## Supplied material:
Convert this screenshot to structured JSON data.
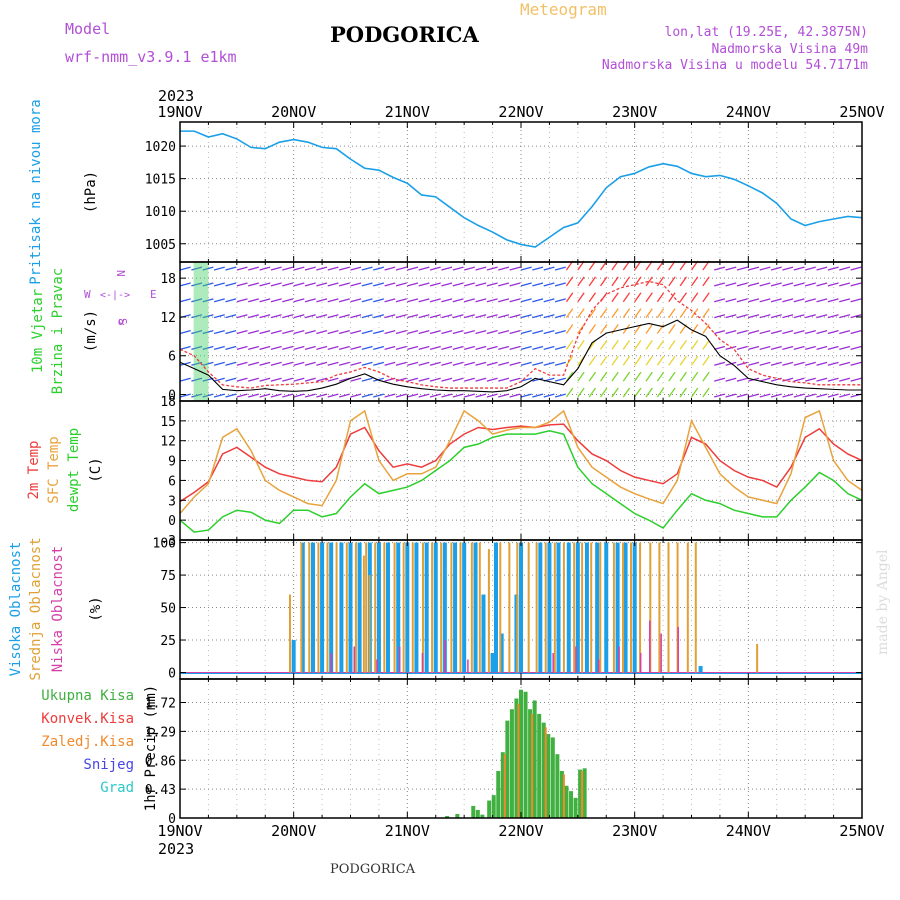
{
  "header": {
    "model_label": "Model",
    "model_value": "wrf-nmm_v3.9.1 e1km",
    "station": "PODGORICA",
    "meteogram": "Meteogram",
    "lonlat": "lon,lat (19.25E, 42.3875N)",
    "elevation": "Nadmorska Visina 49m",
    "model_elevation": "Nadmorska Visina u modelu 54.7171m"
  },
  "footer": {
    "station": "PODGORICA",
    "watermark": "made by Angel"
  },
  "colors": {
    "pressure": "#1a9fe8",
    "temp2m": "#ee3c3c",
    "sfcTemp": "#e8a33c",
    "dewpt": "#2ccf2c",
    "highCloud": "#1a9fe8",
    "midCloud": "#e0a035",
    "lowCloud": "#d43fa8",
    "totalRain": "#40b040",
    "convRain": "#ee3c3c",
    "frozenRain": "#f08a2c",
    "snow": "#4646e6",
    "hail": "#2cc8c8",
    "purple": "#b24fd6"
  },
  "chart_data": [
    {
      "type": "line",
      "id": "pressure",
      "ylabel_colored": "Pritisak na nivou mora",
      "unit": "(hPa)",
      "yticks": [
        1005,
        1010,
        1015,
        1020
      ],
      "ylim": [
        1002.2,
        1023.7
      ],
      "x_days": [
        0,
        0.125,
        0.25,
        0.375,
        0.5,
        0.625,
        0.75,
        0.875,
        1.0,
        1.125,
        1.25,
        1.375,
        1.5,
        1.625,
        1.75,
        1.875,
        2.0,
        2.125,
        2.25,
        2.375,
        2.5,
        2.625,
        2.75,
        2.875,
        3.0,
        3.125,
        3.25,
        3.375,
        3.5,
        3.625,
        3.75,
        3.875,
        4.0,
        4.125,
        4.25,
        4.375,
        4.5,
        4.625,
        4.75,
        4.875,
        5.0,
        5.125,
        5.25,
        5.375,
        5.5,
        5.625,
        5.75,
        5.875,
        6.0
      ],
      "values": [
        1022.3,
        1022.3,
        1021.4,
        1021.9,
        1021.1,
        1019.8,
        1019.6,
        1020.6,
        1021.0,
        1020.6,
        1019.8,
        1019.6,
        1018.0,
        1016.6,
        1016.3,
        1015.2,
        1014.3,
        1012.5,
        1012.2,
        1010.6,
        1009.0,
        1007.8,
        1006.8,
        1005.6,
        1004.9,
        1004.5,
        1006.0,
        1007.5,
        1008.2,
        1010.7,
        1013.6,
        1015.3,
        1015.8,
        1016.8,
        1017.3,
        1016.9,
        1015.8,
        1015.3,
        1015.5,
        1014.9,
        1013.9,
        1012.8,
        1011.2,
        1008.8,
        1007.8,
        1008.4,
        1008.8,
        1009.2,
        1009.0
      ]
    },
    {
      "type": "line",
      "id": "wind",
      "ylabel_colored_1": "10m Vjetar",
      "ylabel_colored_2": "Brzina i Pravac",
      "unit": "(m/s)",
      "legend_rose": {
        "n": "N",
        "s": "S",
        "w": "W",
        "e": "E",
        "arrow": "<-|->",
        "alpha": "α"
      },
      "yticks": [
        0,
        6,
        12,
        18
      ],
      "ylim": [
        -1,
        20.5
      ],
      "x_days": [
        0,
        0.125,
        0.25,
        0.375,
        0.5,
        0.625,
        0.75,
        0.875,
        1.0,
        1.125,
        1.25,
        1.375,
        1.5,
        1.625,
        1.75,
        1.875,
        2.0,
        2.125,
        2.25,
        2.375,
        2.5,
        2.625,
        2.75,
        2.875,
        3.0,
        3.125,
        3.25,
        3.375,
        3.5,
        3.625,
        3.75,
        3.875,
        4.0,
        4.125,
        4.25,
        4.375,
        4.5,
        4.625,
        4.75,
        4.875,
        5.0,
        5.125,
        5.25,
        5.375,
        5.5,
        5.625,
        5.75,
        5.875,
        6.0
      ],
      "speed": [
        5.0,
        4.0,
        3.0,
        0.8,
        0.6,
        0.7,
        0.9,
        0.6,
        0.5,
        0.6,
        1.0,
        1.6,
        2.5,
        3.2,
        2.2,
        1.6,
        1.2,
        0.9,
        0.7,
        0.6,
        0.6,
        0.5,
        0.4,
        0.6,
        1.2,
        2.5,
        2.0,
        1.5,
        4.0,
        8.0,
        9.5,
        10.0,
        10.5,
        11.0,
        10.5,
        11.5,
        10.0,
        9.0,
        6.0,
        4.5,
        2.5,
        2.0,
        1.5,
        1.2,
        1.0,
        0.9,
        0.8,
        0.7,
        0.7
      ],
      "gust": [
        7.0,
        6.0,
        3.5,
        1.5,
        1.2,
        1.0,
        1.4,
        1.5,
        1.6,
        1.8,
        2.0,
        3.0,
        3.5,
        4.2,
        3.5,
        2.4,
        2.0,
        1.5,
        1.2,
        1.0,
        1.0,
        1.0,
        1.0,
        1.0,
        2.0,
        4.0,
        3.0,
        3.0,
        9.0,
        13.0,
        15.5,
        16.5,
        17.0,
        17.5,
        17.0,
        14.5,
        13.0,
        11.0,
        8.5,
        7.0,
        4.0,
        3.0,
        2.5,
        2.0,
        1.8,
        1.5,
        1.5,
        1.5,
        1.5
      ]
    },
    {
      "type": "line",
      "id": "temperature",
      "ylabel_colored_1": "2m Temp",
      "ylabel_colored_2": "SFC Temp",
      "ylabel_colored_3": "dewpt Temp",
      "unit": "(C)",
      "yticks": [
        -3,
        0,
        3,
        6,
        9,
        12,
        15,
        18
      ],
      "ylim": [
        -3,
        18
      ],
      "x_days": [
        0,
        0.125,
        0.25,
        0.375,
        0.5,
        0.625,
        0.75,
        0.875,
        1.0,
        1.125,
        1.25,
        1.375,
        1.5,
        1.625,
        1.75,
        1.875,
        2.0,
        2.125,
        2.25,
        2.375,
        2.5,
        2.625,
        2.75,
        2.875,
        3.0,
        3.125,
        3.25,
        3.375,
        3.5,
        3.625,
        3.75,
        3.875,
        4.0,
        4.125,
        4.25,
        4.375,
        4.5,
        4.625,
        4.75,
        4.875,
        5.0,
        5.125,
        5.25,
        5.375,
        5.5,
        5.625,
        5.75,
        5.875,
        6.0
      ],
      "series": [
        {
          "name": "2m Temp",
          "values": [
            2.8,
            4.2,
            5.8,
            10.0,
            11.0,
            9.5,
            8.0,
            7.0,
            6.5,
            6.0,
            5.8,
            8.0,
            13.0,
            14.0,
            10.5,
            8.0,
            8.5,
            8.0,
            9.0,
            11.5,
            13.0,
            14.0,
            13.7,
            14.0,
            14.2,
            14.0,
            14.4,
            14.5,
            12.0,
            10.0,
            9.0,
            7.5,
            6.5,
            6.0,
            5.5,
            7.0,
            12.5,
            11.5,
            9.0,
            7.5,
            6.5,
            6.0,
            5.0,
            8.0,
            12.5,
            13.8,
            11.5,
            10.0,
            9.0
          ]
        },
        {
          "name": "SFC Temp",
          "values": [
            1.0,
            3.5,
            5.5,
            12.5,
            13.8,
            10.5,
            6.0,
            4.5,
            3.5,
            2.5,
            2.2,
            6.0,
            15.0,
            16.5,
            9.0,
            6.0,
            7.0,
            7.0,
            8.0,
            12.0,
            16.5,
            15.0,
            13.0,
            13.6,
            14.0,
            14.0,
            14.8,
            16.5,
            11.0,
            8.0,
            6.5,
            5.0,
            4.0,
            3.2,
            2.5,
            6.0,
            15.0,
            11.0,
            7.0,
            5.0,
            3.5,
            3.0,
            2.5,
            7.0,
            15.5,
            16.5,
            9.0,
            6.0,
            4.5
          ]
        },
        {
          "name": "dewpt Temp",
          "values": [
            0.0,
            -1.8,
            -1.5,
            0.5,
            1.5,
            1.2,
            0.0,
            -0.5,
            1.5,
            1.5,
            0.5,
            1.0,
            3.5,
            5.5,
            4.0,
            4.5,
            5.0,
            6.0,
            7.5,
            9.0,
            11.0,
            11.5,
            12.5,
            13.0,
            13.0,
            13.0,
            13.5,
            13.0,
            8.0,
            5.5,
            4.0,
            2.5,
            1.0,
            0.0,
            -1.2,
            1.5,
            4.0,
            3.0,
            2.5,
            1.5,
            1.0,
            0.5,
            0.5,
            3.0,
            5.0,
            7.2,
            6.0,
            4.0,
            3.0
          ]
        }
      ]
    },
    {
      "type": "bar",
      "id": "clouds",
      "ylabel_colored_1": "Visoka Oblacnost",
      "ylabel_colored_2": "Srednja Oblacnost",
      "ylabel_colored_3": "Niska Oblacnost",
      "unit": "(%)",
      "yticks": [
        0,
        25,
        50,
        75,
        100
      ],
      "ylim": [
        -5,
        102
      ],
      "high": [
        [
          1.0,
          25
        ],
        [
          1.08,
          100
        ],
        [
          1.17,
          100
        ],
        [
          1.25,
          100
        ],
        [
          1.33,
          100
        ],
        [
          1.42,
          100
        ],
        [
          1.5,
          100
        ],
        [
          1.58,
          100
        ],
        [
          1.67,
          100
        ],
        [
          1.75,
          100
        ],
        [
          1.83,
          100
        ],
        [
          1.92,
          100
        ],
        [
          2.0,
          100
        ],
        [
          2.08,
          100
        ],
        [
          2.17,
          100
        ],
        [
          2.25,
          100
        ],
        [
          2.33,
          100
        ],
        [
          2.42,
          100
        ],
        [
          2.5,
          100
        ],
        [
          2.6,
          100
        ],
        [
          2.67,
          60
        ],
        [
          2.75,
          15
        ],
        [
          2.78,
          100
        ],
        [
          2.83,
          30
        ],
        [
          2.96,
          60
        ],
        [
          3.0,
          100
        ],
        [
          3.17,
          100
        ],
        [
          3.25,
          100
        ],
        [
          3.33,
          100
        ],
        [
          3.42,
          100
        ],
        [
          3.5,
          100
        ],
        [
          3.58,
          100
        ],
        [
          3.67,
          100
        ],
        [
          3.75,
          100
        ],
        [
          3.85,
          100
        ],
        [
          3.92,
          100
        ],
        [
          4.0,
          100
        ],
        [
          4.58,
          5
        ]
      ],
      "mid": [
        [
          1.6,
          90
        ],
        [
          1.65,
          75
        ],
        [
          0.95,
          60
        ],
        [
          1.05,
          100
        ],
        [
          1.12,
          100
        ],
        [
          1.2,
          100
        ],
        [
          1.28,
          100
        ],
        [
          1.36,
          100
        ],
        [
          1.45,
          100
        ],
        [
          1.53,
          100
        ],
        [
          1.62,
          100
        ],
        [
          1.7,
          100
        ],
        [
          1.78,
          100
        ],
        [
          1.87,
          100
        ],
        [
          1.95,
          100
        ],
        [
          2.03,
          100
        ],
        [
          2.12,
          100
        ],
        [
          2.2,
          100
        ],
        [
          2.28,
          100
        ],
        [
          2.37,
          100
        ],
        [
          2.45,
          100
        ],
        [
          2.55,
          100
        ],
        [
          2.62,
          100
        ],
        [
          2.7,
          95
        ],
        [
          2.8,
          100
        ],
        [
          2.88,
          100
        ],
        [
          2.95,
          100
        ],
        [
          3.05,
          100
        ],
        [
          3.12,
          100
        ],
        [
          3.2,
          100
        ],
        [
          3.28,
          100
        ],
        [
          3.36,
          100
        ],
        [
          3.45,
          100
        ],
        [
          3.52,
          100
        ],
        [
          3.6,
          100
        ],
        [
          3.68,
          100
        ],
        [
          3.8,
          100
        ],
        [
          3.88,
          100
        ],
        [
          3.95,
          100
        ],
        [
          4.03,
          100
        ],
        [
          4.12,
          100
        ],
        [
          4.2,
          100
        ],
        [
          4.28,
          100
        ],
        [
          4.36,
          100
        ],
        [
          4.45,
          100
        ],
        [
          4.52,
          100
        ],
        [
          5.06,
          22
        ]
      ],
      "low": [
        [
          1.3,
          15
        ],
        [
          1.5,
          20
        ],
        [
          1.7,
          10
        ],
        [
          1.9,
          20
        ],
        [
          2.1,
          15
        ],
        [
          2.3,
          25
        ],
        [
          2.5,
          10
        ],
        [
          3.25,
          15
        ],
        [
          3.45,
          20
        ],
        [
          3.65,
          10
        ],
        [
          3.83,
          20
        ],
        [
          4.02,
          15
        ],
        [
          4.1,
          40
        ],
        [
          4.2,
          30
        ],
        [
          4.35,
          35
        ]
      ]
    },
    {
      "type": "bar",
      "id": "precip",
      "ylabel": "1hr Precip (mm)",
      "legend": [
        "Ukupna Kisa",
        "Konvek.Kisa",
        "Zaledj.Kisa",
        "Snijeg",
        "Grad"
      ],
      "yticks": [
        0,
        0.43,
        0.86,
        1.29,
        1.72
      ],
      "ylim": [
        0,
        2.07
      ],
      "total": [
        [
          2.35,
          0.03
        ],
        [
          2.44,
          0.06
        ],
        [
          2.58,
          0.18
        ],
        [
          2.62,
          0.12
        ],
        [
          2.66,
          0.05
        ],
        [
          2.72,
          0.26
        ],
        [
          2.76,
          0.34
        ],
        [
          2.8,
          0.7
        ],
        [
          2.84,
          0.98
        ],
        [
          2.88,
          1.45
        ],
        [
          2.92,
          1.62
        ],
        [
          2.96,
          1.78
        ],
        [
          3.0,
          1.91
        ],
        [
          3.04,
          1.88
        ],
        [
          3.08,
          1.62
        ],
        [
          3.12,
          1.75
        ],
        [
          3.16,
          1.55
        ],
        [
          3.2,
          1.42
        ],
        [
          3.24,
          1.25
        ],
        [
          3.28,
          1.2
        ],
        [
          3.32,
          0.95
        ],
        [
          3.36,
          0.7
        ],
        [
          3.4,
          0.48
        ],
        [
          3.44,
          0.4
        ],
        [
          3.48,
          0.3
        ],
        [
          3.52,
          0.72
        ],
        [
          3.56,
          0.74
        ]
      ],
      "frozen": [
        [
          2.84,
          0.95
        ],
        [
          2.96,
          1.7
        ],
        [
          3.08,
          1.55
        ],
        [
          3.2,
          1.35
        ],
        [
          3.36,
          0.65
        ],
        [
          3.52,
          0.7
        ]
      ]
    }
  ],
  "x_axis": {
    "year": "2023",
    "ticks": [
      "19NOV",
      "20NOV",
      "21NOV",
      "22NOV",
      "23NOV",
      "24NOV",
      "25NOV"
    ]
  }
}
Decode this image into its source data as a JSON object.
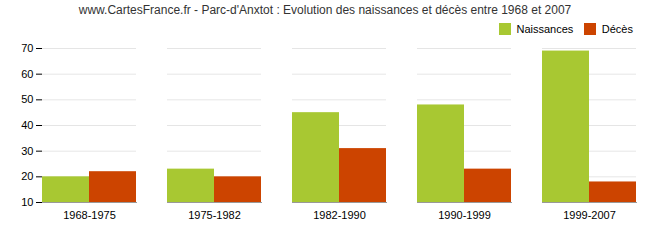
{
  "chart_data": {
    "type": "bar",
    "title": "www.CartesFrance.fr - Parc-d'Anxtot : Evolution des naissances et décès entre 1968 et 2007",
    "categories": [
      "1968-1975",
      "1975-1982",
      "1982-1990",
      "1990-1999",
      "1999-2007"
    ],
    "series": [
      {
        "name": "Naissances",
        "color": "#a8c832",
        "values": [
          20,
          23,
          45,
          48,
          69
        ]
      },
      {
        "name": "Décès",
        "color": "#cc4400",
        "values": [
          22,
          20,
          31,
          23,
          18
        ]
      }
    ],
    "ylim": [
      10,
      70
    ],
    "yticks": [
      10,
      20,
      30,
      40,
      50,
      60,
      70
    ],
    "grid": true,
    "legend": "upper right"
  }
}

## What you need to do:
Show all lines from the data above in which the word "JSON" appears.

## Answer for this exercise:
Convert this screenshot to structured JSON data.
Decode this image into its source data as a JSON object.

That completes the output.